:: Records shown ::
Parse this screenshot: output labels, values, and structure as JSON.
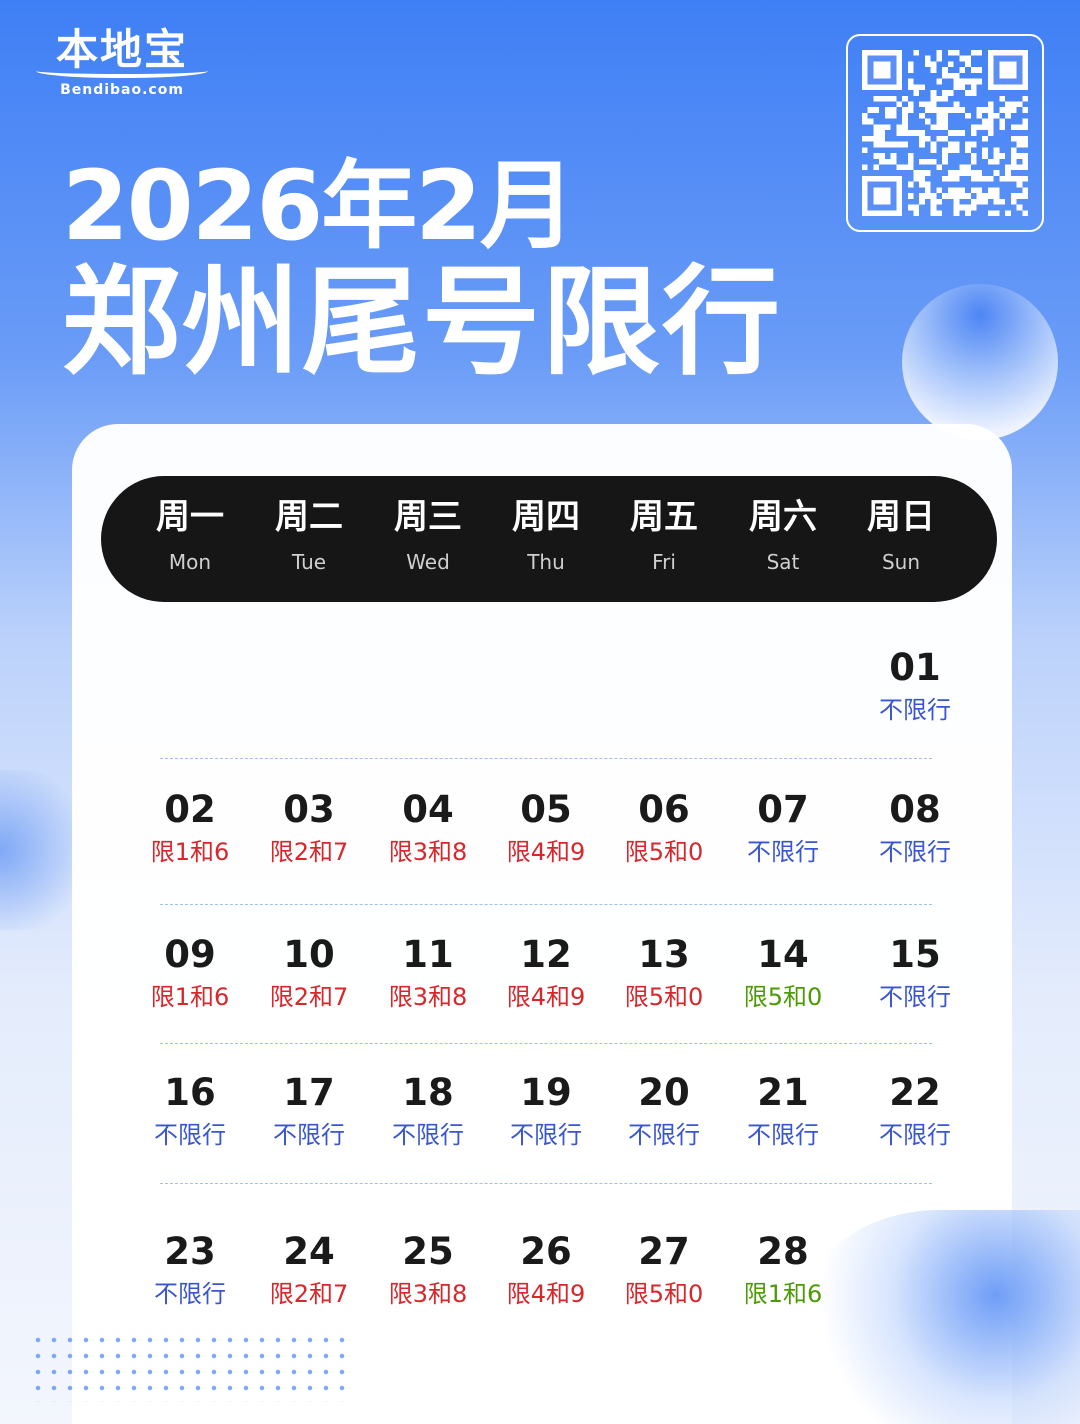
{
  "logo": {
    "cn": "本地宝",
    "en": "Bendibao.com"
  },
  "header": {
    "month": "2026年2月",
    "title": "郑州尾号限行"
  },
  "colors": {
    "red": "#d9262a",
    "blue": "#3a55d0",
    "green": "#4e9a06",
    "header_bar": "#161616"
  },
  "weekdays": [
    {
      "zh": "周一",
      "en": "Mon"
    },
    {
      "zh": "周二",
      "en": "Tue"
    },
    {
      "zh": "周三",
      "en": "Wed"
    },
    {
      "zh": "周四",
      "en": "Thu"
    },
    {
      "zh": "周五",
      "en": "Fri"
    },
    {
      "zh": "周六",
      "en": "Sat"
    },
    {
      "zh": "周日",
      "en": "Sun"
    }
  ],
  "weeks": [
    [
      null,
      null,
      null,
      null,
      null,
      null,
      {
        "day": "01",
        "rule": "不限行",
        "color": "blue"
      }
    ],
    [
      {
        "day": "02",
        "rule": "限1和6",
        "color": "red"
      },
      {
        "day": "03",
        "rule": "限2和7",
        "color": "red"
      },
      {
        "day": "04",
        "rule": "限3和8",
        "color": "red"
      },
      {
        "day": "05",
        "rule": "限4和9",
        "color": "red"
      },
      {
        "day": "06",
        "rule": "限5和0",
        "color": "red"
      },
      {
        "day": "07",
        "rule": "不限行",
        "color": "blue"
      },
      {
        "day": "08",
        "rule": "不限行",
        "color": "blue"
      }
    ],
    [
      {
        "day": "09",
        "rule": "限1和6",
        "color": "red"
      },
      {
        "day": "10",
        "rule": "限2和7",
        "color": "red"
      },
      {
        "day": "11",
        "rule": "限3和8",
        "color": "red"
      },
      {
        "day": "12",
        "rule": "限4和9",
        "color": "red"
      },
      {
        "day": "13",
        "rule": "限5和0",
        "color": "red"
      },
      {
        "day": "14",
        "rule": "限5和0",
        "color": "green"
      },
      {
        "day": "15",
        "rule": "不限行",
        "color": "blue"
      }
    ],
    [
      {
        "day": "16",
        "rule": "不限行",
        "color": "blue"
      },
      {
        "day": "17",
        "rule": "不限行",
        "color": "blue"
      },
      {
        "day": "18",
        "rule": "不限行",
        "color": "blue"
      },
      {
        "day": "19",
        "rule": "不限行",
        "color": "blue"
      },
      {
        "day": "20",
        "rule": "不限行",
        "color": "blue"
      },
      {
        "day": "21",
        "rule": "不限行",
        "color": "blue"
      },
      {
        "day": "22",
        "rule": "不限行",
        "color": "blue"
      }
    ],
    [
      {
        "day": "23",
        "rule": "不限行",
        "color": "blue"
      },
      {
        "day": "24",
        "rule": "限2和7",
        "color": "red"
      },
      {
        "day": "25",
        "rule": "限3和8",
        "color": "red"
      },
      {
        "day": "26",
        "rule": "限4和9",
        "color": "red"
      },
      {
        "day": "27",
        "rule": "限5和0",
        "color": "red"
      },
      {
        "day": "28",
        "rule": "限1和6",
        "color": "green"
      },
      null
    ]
  ]
}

:: What you are asked to do ::
Drop the pictures and reproduce the rest of the entries above exactly.

:: Response to this task ::
Parse this screenshot: output labels, values, and structure as JSON.
{
  "logo": {
    "cn": "本地宝",
    "en": "Bendibao.com"
  },
  "header": {
    "month": "2026年2月",
    "title": "郑州尾号限行"
  },
  "colors": {
    "red": "#d9262a",
    "blue": "#3a55d0",
    "green": "#4e9a06",
    "header_bar": "#161616"
  },
  "weekdays": [
    {
      "zh": "周一",
      "en": "Mon"
    },
    {
      "zh": "周二",
      "en": "Tue"
    },
    {
      "zh": "周三",
      "en": "Wed"
    },
    {
      "zh": "周四",
      "en": "Thu"
    },
    {
      "zh": "周五",
      "en": "Fri"
    },
    {
      "zh": "周六",
      "en": "Sat"
    },
    {
      "zh": "周日",
      "en": "Sun"
    }
  ],
  "weeks": [
    [
      null,
      null,
      null,
      null,
      null,
      null,
      {
        "day": "01",
        "rule": "不限行",
        "color": "blue"
      }
    ],
    [
      {
        "day": "02",
        "rule": "限1和6",
        "color": "red"
      },
      {
        "day": "03",
        "rule": "限2和7",
        "color": "red"
      },
      {
        "day": "04",
        "rule": "限3和8",
        "color": "red"
      },
      {
        "day": "05",
        "rule": "限4和9",
        "color": "red"
      },
      {
        "day": "06",
        "rule": "限5和0",
        "color": "red"
      },
      {
        "day": "07",
        "rule": "不限行",
        "color": "blue"
      },
      {
        "day": "08",
        "rule": "不限行",
        "color": "blue"
      }
    ],
    [
      {
        "day": "09",
        "rule": "限1和6",
        "color": "red"
      },
      {
        "day": "10",
        "rule": "限2和7",
        "color": "red"
      },
      {
        "day": "11",
        "rule": "限3和8",
        "color": "red"
      },
      {
        "day": "12",
        "rule": "限4和9",
        "color": "red"
      },
      {
        "day": "13",
        "rule": "限5和0",
        "color": "red"
      },
      {
        "day": "14",
        "rule": "限5和0",
        "color": "green"
      },
      {
        "day": "15",
        "rule": "不限行",
        "color": "blue"
      }
    ],
    [
      {
        "day": "16",
        "rule": "不限行",
        "color": "blue"
      },
      {
        "day": "17",
        "rule": "不限行",
        "color": "blue"
      },
      {
        "day": "18",
        "rule": "不限行",
        "color": "blue"
      },
      {
        "day": "19",
        "rule": "不限行",
        "color": "blue"
      },
      {
        "day": "20",
        "rule": "不限行",
        "color": "blue"
      },
      {
        "day": "21",
        "rule": "不限行",
        "color": "blue"
      },
      {
        "day": "22",
        "rule": "不限行",
        "color": "blue"
      }
    ],
    [
      {
        "day": "23",
        "rule": "不限行",
        "color": "blue"
      },
      {
        "day": "24",
        "rule": "限2和7",
        "color": "red"
      },
      {
        "day": "25",
        "rule": "限3和8",
        "color": "red"
      },
      {
        "day": "26",
        "rule": "限4和9",
        "color": "red"
      },
      {
        "day": "27",
        "rule": "限5和0",
        "color": "red"
      },
      {
        "day": "28",
        "rule": "限1和6",
        "color": "green"
      },
      null
    ]
  ]
}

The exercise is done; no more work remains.